TASK GOAL ▸ What follows are records. Restate all of them word for word.

[Dataset excerpts]
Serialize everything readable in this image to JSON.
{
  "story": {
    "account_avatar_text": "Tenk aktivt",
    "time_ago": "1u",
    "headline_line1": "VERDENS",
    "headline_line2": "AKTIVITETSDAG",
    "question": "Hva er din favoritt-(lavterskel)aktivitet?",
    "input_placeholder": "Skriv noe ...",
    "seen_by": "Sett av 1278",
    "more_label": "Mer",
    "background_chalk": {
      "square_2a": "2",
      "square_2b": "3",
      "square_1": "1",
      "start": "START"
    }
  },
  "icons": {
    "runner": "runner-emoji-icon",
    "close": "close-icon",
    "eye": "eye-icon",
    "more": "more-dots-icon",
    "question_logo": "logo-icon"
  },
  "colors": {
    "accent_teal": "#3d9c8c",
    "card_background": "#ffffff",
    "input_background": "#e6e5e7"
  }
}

EXERCISE RESPONSE ▸
Serialize everything readable in this image to JSON.
{
  "story": {
    "account_avatar_text": "Tenk aktivt",
    "time_ago": "1u",
    "headline_line1": "VERDENS",
    "headline_line2": "AKTIVITETSDAG",
    "question": "Hva er din favoritt-(lavterskel)aktivitet?",
    "input_placeholder": "Skriv noe ...",
    "seen_by": "Sett av 1278",
    "more_label": "Mer",
    "background_chalk": {
      "square_2a": "2",
      "square_2b": "3",
      "square_1": "1",
      "start": "START"
    }
  },
  "icons": {
    "runner": "runner-emoji-icon",
    "close": "close-icon",
    "eye": "eye-icon",
    "more": "more-dots-icon",
    "question_logo": "logo-icon"
  },
  "colors": {
    "accent_teal": "#3d9c8c",
    "card_background": "#ffffff",
    "input_background": "#e6e5e7"
  }
}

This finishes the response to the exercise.